What is expected: Isolate every line in the records below with "sardar" in it.

..........

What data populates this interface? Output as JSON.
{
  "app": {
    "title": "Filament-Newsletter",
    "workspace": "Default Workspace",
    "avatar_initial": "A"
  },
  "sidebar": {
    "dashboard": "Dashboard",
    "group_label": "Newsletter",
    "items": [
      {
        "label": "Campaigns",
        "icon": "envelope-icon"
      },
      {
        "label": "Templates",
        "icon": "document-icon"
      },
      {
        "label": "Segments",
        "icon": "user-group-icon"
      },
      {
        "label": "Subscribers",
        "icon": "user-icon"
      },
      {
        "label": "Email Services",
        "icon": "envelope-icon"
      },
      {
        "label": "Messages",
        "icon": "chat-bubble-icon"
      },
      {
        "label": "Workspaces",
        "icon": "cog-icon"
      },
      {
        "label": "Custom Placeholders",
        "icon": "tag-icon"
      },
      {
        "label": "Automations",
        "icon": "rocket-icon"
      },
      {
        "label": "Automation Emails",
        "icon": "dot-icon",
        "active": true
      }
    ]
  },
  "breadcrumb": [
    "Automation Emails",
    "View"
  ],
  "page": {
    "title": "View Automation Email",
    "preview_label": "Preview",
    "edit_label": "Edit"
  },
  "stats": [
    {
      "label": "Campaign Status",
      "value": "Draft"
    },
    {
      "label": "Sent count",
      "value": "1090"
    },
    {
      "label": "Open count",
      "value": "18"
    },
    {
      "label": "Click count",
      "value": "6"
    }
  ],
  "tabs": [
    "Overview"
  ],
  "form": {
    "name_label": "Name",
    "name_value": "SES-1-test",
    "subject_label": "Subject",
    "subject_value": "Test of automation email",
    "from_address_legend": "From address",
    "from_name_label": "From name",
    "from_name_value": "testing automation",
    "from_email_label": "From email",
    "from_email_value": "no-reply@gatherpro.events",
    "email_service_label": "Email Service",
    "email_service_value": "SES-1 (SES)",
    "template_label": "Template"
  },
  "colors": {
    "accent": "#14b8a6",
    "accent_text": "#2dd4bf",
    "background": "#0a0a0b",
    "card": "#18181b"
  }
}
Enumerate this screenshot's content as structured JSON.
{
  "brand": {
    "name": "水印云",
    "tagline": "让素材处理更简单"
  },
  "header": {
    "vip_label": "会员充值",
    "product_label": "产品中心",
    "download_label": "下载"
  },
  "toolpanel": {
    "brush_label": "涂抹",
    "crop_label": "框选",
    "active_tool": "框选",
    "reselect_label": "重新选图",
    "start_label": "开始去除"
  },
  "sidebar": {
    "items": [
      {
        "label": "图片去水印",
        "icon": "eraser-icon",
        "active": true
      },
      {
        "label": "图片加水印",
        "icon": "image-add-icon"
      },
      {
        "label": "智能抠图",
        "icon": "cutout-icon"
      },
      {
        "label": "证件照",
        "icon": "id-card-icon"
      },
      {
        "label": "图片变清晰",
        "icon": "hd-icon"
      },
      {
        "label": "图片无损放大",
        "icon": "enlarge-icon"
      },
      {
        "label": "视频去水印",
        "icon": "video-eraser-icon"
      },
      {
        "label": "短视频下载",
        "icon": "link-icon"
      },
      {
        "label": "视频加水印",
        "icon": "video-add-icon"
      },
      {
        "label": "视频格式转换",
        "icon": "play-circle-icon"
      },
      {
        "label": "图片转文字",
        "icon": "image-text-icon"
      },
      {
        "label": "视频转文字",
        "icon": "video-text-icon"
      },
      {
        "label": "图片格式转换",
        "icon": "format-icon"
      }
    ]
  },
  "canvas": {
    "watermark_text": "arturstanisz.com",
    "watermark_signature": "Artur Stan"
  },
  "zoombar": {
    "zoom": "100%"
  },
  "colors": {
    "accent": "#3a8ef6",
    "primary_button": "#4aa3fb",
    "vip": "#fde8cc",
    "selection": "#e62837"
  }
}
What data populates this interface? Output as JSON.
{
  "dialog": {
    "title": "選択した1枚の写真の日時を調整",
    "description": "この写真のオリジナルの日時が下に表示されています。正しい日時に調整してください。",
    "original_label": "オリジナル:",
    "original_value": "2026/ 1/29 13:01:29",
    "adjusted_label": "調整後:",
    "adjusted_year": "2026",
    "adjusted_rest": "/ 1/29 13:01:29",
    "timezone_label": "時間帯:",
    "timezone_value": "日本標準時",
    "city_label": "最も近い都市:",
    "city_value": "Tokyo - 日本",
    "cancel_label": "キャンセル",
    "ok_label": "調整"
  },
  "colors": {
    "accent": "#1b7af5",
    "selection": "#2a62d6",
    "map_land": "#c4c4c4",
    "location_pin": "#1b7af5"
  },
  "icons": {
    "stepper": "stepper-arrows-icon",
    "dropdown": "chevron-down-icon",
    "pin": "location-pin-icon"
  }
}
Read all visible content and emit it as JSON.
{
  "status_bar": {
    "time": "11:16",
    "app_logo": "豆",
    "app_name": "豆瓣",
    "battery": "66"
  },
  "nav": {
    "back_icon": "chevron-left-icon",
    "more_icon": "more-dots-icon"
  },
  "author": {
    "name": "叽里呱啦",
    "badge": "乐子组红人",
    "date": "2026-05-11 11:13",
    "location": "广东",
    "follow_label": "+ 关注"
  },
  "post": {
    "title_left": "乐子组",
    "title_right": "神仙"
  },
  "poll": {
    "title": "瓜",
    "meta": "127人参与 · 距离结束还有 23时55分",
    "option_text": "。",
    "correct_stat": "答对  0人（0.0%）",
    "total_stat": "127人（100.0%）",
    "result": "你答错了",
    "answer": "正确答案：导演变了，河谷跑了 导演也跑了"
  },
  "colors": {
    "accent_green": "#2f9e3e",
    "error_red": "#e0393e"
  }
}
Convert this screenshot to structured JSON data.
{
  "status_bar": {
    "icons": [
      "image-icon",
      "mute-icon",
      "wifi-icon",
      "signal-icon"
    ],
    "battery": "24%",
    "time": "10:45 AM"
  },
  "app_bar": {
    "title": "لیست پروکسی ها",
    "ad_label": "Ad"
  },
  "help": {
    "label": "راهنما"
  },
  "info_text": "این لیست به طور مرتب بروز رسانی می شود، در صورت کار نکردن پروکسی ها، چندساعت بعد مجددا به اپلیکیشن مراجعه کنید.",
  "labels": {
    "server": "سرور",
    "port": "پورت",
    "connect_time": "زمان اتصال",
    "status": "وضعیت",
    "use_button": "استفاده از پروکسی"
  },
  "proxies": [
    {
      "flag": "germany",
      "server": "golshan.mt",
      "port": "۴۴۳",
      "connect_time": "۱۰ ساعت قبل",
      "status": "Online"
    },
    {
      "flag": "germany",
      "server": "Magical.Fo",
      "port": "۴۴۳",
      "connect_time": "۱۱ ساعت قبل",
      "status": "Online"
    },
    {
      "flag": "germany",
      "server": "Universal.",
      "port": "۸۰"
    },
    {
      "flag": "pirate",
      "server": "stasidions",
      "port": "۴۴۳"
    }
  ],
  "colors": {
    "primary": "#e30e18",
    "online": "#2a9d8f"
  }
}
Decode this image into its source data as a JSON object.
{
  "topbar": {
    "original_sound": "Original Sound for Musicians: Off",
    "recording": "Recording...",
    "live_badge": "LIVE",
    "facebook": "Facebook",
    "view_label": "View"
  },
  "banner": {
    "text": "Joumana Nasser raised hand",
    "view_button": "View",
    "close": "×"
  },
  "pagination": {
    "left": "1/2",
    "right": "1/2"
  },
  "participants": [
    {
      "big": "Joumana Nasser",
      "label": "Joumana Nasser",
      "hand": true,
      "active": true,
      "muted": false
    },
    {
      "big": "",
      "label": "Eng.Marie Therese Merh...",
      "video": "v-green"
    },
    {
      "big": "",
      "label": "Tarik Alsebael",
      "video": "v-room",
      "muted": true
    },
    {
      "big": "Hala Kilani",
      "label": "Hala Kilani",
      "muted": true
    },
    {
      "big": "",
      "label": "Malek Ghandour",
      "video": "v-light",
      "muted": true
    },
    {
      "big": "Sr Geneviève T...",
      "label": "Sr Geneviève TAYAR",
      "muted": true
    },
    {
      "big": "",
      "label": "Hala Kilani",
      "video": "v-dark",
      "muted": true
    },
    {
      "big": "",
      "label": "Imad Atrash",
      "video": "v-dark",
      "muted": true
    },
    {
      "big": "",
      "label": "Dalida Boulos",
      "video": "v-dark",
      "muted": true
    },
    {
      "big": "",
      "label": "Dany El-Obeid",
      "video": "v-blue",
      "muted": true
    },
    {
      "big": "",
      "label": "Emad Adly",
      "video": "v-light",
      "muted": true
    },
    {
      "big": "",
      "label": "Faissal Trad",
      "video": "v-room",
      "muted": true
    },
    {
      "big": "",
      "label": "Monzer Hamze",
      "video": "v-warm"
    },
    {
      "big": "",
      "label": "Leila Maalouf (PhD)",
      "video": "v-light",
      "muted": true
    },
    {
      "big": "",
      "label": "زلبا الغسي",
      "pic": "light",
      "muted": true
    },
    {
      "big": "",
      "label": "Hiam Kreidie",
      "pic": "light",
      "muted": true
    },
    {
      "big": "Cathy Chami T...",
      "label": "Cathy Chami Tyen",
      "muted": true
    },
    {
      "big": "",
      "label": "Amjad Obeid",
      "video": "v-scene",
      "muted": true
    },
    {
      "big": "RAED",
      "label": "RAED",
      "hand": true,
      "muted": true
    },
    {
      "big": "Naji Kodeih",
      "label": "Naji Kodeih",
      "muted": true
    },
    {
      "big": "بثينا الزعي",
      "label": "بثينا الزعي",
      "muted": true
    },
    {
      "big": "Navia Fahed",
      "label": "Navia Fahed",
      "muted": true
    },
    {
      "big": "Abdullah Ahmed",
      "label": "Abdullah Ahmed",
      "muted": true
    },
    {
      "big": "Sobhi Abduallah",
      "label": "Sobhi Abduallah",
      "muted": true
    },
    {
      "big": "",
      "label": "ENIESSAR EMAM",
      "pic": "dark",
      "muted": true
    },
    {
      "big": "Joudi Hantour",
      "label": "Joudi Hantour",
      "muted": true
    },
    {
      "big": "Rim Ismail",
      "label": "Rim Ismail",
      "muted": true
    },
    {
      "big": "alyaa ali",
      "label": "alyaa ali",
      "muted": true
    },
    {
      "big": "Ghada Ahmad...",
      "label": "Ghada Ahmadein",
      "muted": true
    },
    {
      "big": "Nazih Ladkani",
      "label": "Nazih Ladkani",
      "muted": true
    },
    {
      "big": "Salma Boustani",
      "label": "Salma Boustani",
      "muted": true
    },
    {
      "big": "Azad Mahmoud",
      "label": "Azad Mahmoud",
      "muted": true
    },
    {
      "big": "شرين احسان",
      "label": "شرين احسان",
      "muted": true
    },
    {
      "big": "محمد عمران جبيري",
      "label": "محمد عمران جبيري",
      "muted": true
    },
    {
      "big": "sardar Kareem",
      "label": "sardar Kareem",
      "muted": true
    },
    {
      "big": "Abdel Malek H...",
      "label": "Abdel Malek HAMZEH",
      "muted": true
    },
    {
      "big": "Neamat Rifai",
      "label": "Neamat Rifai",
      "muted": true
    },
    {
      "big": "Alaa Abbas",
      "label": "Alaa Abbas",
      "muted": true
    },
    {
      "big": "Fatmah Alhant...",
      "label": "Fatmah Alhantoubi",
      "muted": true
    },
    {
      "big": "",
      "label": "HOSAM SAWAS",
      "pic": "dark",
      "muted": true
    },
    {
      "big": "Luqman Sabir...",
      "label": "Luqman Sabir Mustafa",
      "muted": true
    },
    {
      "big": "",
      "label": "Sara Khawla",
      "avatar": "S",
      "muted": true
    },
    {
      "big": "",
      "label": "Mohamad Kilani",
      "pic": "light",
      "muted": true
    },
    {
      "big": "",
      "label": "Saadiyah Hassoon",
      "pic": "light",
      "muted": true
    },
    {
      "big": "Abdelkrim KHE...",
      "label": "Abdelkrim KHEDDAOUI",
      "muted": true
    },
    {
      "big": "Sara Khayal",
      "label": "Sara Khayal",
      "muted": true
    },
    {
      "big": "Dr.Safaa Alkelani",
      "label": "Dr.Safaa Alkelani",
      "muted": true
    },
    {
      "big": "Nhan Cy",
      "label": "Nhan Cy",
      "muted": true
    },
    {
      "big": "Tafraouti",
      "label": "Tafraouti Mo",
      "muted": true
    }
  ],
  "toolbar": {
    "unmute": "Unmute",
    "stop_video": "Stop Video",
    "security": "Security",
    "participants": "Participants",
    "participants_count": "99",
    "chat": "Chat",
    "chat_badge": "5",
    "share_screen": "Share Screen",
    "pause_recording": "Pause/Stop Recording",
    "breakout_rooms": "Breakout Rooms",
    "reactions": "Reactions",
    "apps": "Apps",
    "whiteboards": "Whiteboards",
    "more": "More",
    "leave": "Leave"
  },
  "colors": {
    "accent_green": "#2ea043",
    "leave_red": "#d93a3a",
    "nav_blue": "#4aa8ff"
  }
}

..........

Task result:
      "big": "sardar Kareem",
      "label": "sardar Kareem",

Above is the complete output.